Problem: In the following material, identify every line holding the string "content" and return it.

Dataset records:
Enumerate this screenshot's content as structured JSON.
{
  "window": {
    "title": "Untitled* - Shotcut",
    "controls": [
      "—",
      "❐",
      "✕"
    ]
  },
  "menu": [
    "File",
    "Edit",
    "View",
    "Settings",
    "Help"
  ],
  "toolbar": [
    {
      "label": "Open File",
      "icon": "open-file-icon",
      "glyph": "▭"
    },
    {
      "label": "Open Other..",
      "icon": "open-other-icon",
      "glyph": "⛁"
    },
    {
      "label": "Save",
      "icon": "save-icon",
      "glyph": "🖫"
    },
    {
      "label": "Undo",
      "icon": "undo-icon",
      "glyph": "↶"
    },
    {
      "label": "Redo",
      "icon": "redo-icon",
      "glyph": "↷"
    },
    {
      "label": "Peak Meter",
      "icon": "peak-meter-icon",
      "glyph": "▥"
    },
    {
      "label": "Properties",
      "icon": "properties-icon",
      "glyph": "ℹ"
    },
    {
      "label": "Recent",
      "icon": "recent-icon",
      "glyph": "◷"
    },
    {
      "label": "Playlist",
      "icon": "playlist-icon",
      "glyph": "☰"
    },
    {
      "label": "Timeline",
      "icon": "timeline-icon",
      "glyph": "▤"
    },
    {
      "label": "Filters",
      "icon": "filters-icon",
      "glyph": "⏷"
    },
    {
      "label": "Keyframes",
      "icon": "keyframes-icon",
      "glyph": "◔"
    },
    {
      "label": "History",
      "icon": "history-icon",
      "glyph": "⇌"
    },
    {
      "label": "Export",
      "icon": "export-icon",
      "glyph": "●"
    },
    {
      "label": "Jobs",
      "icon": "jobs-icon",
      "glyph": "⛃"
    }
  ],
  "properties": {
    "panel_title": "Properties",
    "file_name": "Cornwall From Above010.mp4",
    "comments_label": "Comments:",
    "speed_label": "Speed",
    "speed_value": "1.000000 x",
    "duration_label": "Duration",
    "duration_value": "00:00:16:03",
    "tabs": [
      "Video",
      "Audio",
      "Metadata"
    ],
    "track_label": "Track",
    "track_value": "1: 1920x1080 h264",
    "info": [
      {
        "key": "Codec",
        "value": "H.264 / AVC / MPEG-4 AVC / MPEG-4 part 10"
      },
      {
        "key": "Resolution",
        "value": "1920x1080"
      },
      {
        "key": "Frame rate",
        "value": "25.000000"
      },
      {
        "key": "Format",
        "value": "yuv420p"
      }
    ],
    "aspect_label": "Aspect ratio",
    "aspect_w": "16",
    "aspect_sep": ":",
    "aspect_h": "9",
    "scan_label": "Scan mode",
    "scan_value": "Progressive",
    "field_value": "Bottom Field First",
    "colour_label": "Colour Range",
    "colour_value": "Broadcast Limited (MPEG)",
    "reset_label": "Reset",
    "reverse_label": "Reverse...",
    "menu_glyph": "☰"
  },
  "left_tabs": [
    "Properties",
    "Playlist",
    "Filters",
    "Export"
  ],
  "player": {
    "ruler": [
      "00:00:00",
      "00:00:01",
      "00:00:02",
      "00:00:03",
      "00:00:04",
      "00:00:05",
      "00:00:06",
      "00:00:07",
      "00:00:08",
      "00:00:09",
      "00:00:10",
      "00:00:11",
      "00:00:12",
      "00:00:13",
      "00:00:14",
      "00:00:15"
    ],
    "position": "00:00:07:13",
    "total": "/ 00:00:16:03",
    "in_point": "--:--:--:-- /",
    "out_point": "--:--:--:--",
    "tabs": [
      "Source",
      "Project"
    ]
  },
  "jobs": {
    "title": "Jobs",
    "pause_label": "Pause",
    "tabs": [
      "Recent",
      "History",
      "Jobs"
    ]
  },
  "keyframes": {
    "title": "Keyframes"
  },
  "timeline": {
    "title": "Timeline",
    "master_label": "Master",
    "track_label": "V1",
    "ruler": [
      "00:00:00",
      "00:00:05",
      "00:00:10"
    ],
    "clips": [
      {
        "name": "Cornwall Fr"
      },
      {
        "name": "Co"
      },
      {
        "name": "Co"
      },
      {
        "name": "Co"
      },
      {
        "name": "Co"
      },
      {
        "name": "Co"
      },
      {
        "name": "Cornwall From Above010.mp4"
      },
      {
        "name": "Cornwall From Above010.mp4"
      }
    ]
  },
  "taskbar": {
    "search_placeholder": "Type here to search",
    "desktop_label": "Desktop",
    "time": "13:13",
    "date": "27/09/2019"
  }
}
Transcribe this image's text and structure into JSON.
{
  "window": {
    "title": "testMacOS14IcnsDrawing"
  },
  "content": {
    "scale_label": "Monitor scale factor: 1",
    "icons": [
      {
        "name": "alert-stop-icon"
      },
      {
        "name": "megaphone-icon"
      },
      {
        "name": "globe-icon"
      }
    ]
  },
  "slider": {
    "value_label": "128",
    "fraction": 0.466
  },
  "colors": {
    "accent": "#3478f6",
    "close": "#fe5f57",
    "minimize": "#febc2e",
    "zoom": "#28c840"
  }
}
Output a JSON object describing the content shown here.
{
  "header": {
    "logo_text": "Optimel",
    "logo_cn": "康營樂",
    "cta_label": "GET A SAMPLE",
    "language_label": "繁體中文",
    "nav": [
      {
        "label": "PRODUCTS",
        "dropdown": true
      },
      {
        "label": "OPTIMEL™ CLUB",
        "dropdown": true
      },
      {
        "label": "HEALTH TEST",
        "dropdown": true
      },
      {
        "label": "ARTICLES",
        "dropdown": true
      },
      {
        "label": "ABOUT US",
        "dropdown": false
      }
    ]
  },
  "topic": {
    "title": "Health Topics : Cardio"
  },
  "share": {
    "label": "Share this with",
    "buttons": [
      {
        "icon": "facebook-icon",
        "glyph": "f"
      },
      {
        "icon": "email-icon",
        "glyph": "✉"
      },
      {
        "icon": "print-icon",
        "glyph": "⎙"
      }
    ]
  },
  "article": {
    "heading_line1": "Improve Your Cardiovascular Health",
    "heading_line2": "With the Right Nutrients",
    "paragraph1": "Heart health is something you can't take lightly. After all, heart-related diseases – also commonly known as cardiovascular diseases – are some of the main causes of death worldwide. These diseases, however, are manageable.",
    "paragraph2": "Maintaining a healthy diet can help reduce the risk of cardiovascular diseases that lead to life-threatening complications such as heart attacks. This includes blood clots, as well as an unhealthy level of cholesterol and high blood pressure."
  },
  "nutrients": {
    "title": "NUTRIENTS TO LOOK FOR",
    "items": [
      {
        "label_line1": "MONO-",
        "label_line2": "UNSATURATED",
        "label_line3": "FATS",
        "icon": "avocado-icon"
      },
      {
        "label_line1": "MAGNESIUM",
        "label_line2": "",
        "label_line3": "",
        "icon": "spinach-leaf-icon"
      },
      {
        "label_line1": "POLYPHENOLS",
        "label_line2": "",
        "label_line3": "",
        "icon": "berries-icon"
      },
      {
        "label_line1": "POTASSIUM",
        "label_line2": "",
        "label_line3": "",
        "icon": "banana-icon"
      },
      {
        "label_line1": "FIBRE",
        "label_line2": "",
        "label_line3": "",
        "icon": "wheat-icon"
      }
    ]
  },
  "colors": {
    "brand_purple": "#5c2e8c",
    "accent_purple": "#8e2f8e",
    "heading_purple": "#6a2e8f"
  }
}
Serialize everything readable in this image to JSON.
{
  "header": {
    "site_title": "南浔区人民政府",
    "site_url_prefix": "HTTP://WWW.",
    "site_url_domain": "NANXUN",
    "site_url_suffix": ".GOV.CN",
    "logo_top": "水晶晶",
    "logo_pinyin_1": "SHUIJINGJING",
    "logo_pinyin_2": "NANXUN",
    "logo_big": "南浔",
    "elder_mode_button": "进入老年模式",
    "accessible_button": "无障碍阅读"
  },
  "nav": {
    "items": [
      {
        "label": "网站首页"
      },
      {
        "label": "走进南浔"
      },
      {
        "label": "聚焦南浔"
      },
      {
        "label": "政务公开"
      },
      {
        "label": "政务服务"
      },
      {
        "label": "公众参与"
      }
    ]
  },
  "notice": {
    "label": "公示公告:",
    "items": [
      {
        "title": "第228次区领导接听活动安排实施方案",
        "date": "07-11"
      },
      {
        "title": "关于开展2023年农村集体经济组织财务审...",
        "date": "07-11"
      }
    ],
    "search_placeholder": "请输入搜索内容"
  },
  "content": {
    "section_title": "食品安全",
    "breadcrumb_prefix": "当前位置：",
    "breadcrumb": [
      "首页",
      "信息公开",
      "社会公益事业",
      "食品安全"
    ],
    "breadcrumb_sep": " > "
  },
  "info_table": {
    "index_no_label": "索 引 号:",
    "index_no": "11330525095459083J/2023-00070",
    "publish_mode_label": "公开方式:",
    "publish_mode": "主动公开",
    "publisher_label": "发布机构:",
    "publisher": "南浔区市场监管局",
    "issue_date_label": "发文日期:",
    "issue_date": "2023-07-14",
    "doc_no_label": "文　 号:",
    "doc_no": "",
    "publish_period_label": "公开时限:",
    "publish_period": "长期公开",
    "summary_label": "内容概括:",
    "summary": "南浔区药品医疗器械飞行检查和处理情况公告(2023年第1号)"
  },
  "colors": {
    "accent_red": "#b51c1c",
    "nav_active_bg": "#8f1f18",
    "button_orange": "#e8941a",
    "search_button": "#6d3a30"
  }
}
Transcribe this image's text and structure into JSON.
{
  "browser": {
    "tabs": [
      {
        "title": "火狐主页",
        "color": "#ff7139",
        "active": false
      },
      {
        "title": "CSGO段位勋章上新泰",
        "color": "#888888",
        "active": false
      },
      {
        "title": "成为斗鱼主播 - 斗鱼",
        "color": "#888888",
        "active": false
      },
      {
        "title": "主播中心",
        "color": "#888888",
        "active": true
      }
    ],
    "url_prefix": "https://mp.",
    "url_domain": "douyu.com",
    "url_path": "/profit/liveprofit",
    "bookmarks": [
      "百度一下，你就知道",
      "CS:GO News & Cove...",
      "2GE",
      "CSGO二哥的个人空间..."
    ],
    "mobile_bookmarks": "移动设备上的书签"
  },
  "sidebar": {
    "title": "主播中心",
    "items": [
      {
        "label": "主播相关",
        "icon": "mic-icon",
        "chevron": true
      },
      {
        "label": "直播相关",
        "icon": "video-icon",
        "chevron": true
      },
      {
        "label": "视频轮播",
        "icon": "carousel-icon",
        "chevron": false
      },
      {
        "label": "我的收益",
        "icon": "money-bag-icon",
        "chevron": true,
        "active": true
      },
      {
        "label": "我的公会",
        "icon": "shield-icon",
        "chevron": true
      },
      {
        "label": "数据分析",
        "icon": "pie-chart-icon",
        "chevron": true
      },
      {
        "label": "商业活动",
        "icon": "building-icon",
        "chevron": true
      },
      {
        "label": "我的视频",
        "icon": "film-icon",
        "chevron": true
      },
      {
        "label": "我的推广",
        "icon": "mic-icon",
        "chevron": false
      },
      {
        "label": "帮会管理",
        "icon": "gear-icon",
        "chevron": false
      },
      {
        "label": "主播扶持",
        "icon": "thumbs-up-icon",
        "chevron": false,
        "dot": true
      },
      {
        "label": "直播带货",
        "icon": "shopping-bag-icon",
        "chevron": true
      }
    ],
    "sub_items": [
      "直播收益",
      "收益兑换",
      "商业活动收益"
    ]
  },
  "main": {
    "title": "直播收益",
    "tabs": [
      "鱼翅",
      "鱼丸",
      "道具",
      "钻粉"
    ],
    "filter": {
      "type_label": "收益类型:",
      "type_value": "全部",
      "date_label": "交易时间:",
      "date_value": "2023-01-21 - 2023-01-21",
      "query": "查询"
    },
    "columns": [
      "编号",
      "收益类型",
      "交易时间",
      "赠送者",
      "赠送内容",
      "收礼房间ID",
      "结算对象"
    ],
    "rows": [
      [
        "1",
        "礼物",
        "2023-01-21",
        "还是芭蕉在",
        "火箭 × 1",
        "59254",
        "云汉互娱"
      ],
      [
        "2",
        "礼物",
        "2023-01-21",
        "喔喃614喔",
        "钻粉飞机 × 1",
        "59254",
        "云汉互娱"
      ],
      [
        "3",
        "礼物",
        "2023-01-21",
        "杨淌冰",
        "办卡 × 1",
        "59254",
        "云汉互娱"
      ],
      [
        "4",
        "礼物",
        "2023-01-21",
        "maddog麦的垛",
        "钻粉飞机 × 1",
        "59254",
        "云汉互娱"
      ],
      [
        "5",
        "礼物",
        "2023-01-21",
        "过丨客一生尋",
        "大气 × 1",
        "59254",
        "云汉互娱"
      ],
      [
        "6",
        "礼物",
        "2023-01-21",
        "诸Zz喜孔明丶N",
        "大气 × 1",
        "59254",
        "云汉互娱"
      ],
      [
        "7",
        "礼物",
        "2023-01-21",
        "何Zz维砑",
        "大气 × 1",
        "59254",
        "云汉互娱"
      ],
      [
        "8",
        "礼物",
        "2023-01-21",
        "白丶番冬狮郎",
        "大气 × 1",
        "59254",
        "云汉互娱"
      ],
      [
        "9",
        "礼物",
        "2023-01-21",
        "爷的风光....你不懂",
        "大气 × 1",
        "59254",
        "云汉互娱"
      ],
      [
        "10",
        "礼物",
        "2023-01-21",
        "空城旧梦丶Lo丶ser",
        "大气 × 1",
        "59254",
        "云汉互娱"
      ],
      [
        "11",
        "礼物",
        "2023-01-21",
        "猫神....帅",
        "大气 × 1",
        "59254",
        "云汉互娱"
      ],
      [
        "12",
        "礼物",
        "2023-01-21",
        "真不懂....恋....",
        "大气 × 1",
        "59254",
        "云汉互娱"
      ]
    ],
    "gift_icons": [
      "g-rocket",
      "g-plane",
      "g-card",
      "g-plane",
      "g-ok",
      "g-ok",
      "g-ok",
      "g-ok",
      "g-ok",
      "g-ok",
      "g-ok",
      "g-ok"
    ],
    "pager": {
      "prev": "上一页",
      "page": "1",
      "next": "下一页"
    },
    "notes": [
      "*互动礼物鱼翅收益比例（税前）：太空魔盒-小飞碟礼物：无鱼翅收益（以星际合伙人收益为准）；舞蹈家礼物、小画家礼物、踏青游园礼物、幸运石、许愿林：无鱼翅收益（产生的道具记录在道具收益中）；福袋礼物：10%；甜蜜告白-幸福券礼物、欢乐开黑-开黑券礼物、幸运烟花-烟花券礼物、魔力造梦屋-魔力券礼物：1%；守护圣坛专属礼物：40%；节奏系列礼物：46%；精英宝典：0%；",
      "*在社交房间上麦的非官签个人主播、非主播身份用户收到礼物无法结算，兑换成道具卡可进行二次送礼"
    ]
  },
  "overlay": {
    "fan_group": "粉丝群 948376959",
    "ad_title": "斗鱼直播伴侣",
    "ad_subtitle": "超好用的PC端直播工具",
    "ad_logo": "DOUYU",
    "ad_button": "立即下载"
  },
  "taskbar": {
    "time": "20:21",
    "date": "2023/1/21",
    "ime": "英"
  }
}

Written response:
Enumerate this screenshot's content as structured JSON.
  "content": {
Output a JSON object describing the content shown here.
  "content": {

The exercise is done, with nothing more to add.